+++ RECORDS SHOWN +++

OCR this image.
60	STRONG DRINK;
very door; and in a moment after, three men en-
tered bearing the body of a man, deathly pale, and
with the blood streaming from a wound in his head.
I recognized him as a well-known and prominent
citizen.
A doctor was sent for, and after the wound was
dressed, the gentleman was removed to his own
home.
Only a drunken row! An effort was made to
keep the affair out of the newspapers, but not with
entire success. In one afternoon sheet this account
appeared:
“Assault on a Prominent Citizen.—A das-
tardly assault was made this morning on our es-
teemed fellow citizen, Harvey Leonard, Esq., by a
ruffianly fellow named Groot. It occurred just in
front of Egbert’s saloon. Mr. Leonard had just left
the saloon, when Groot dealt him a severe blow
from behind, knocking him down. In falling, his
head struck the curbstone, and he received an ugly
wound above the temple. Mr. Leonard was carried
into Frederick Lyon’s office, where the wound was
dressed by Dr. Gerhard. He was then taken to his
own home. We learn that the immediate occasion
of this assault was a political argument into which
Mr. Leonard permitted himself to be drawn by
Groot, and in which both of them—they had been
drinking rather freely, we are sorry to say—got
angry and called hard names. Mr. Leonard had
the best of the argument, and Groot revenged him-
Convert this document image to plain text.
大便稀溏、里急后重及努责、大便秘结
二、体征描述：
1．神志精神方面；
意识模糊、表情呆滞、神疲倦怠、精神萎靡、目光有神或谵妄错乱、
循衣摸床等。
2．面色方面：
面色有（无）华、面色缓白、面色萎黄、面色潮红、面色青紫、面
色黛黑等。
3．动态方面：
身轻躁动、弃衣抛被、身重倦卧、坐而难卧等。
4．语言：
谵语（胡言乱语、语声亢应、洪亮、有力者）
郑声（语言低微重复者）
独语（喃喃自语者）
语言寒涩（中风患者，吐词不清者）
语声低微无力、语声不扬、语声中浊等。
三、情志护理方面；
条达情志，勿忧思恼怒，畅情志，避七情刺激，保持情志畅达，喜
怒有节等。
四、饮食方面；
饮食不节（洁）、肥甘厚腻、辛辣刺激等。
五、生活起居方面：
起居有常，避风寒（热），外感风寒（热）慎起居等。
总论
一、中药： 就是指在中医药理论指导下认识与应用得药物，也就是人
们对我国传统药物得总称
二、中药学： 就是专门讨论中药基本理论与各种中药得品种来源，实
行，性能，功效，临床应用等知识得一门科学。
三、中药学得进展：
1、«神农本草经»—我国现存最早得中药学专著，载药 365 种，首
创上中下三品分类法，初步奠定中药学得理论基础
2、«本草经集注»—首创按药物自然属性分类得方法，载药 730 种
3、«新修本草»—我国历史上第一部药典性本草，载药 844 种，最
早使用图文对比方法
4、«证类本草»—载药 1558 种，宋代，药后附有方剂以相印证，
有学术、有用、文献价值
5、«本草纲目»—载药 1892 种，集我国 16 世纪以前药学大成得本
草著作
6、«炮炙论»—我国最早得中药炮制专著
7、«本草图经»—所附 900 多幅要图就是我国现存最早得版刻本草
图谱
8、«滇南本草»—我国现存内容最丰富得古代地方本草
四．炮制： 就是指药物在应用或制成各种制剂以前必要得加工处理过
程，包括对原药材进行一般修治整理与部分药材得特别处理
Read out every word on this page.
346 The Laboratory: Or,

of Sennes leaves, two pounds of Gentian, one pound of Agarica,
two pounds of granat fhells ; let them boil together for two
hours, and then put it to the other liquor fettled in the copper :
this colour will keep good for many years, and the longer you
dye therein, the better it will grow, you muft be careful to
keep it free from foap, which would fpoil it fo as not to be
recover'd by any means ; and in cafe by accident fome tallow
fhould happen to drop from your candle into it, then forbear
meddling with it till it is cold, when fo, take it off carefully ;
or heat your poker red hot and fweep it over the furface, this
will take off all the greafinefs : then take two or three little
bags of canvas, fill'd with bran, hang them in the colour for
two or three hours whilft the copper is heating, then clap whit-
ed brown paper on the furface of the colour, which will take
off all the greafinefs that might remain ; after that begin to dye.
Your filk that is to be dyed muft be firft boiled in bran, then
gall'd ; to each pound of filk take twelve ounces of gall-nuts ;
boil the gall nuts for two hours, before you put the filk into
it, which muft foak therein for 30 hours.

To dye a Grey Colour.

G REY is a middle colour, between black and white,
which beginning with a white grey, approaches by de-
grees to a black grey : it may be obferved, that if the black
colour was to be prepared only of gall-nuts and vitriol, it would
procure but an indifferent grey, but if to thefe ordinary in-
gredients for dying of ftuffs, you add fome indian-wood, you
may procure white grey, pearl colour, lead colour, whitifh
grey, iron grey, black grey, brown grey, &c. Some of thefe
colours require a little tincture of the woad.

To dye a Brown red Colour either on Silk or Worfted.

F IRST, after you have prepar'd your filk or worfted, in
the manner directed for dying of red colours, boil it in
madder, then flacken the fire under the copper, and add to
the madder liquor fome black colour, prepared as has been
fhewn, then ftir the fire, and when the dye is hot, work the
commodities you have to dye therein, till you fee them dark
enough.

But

+++

*AIM*
Reproduce each line of the entries in which the word "colours" is found.

*REPLY TO THE TASK*
colours require a little tincture of the woad.
the manner directed for dying of red colours, boil it in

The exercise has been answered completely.